Requirements
Copy each line where the word "technology" occurs.

Excerpts from a figure dataset

■ ■ ■ ■ ■ ■ ■

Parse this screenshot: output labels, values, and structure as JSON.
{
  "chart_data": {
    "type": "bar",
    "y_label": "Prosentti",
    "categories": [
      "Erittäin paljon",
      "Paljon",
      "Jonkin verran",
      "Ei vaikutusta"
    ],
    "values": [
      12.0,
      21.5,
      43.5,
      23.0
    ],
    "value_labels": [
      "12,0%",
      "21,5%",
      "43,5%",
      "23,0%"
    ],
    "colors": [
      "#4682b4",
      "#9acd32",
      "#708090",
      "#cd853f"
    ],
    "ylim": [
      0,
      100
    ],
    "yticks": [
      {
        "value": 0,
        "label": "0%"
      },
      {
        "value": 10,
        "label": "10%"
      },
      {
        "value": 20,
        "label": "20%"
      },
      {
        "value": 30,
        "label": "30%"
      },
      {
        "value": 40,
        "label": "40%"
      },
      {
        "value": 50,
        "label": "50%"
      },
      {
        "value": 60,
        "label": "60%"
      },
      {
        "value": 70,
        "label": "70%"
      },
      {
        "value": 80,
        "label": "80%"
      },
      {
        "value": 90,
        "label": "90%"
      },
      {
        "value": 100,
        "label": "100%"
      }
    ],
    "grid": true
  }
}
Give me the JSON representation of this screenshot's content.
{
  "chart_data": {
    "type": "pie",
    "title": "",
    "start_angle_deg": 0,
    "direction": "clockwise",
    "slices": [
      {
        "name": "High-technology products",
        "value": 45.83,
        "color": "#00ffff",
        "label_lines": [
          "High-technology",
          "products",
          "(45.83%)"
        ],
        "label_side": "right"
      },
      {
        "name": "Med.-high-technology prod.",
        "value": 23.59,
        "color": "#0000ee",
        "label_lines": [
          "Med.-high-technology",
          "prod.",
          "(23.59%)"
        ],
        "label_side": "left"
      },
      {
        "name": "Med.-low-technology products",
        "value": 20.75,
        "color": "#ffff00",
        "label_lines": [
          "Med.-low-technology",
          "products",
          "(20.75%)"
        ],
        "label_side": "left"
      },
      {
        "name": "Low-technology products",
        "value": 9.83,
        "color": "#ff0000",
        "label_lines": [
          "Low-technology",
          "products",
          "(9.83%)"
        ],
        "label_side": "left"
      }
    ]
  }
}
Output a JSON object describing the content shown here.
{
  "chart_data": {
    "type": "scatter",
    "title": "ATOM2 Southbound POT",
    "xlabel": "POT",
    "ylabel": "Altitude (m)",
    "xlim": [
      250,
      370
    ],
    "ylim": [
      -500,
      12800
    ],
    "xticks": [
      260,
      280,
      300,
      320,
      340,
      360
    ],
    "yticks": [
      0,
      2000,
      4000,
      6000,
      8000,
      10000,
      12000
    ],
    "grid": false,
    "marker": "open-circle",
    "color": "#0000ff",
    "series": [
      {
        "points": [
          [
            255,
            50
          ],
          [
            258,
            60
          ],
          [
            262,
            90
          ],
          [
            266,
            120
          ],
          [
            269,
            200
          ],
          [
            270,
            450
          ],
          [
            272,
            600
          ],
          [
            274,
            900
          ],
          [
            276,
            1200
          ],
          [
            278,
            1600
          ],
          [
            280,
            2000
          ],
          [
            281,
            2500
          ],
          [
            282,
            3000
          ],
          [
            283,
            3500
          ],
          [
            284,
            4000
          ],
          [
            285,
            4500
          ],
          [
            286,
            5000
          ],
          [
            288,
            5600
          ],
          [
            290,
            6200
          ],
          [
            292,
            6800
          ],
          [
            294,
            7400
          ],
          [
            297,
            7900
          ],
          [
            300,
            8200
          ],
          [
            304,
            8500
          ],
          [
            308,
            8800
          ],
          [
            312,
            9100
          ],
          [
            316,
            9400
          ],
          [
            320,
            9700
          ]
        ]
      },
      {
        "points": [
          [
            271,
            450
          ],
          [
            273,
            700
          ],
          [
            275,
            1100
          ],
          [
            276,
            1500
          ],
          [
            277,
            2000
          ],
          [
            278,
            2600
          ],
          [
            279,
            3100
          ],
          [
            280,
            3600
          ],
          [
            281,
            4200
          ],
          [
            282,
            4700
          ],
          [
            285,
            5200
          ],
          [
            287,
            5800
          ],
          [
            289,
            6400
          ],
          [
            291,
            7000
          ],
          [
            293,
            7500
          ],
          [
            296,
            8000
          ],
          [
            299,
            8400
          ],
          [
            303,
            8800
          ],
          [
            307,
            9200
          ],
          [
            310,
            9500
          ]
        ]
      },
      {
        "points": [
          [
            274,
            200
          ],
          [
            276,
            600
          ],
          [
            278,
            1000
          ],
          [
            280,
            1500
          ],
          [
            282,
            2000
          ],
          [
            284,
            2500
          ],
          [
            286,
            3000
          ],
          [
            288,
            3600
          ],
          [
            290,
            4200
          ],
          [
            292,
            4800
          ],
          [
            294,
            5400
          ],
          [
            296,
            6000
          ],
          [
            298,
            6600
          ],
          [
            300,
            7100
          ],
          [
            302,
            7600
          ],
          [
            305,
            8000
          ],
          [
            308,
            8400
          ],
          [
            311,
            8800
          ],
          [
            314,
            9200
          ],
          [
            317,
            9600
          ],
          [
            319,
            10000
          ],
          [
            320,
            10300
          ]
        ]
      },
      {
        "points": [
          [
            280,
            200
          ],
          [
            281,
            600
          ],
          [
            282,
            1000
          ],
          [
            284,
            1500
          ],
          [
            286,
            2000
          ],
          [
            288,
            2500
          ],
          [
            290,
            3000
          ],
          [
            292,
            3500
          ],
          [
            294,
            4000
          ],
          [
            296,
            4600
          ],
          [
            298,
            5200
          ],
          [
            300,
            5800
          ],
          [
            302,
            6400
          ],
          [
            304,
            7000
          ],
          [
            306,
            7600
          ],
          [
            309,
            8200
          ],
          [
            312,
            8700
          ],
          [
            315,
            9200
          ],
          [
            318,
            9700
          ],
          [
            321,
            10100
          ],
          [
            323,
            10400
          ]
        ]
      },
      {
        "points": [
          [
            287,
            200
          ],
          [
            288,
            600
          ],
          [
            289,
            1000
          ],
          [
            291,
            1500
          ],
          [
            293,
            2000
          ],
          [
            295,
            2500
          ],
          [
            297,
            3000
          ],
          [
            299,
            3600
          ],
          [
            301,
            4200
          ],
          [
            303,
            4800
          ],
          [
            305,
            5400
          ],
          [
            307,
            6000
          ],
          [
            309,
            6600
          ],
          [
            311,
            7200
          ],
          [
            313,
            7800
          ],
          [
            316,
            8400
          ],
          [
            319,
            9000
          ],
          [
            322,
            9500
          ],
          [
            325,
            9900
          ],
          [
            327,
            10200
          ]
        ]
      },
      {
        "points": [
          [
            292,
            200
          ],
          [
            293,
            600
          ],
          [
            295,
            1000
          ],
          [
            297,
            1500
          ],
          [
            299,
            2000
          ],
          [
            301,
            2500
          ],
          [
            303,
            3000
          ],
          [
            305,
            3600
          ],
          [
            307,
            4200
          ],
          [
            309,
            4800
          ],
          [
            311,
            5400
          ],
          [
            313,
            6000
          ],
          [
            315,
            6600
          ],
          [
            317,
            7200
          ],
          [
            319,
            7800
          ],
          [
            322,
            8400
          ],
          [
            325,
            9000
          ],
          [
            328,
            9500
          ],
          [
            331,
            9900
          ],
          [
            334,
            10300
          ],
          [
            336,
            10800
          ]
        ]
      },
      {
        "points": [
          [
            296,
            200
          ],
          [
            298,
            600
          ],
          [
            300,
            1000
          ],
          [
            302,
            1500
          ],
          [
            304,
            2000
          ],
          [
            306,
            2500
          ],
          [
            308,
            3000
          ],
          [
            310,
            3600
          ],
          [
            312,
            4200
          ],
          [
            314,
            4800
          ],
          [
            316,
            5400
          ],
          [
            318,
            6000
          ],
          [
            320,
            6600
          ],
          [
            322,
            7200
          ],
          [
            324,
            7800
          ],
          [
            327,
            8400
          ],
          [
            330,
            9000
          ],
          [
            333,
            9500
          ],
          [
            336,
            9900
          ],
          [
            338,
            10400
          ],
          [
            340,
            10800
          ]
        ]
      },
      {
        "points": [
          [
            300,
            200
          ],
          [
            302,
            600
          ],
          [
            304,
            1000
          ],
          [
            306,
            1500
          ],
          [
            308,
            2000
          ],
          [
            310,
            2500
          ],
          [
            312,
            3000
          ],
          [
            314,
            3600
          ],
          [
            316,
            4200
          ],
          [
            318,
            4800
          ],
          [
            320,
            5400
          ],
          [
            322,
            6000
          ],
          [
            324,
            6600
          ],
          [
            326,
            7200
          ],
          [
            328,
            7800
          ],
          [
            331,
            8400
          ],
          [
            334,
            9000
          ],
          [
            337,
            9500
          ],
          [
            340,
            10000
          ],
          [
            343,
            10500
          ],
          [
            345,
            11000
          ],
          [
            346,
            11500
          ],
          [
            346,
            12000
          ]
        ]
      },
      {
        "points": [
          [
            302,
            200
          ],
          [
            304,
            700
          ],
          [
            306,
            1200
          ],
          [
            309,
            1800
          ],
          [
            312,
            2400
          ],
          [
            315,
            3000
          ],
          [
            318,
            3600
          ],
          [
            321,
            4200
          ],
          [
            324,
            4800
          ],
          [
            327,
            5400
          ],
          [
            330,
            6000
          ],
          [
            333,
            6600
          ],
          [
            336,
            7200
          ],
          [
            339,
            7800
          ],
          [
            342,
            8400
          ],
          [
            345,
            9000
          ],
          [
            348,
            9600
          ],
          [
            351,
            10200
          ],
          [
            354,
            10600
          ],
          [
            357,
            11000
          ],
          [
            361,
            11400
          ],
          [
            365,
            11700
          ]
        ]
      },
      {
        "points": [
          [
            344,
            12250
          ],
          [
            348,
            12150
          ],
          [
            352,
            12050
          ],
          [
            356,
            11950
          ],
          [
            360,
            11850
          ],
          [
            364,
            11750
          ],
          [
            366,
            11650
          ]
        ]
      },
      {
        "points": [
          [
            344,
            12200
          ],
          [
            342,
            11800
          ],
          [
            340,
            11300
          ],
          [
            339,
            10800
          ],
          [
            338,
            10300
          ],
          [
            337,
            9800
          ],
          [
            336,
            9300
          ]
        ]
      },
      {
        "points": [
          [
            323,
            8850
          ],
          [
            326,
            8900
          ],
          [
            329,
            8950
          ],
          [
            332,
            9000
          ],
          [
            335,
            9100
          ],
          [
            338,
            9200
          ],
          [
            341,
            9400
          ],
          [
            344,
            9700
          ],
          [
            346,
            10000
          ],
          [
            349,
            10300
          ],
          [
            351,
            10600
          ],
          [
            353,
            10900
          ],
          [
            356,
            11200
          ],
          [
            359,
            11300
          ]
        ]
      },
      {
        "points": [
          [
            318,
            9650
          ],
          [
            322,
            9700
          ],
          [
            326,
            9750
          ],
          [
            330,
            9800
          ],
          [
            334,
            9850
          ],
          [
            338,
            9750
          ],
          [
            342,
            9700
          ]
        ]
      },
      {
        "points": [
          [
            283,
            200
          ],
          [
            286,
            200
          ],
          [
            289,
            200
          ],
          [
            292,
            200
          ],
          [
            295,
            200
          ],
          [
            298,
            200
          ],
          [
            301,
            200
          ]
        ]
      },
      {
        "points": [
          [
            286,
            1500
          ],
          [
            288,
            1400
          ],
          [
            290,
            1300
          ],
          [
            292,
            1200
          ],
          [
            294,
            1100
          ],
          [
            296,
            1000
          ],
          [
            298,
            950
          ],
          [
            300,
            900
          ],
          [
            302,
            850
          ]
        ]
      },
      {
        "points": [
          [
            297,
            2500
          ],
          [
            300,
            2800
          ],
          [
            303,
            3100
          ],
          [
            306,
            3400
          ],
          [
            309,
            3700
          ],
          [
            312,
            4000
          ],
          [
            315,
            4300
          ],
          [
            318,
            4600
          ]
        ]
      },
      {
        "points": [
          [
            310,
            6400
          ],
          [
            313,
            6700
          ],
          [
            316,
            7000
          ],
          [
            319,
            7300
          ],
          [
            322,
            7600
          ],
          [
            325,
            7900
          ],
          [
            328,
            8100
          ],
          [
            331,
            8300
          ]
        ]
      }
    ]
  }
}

■ ■ ■ ■ ■ ■ ■

Solved exercise
        "name": "High-technology products",
          "High-technology",
        "name": "Med.-high-technology prod.",
          "Med.-high-technology",
        "name": "Med.-low-technology products",
          "Med.-low-technology",
        "name": "Low-technology products",
          "Low-technology",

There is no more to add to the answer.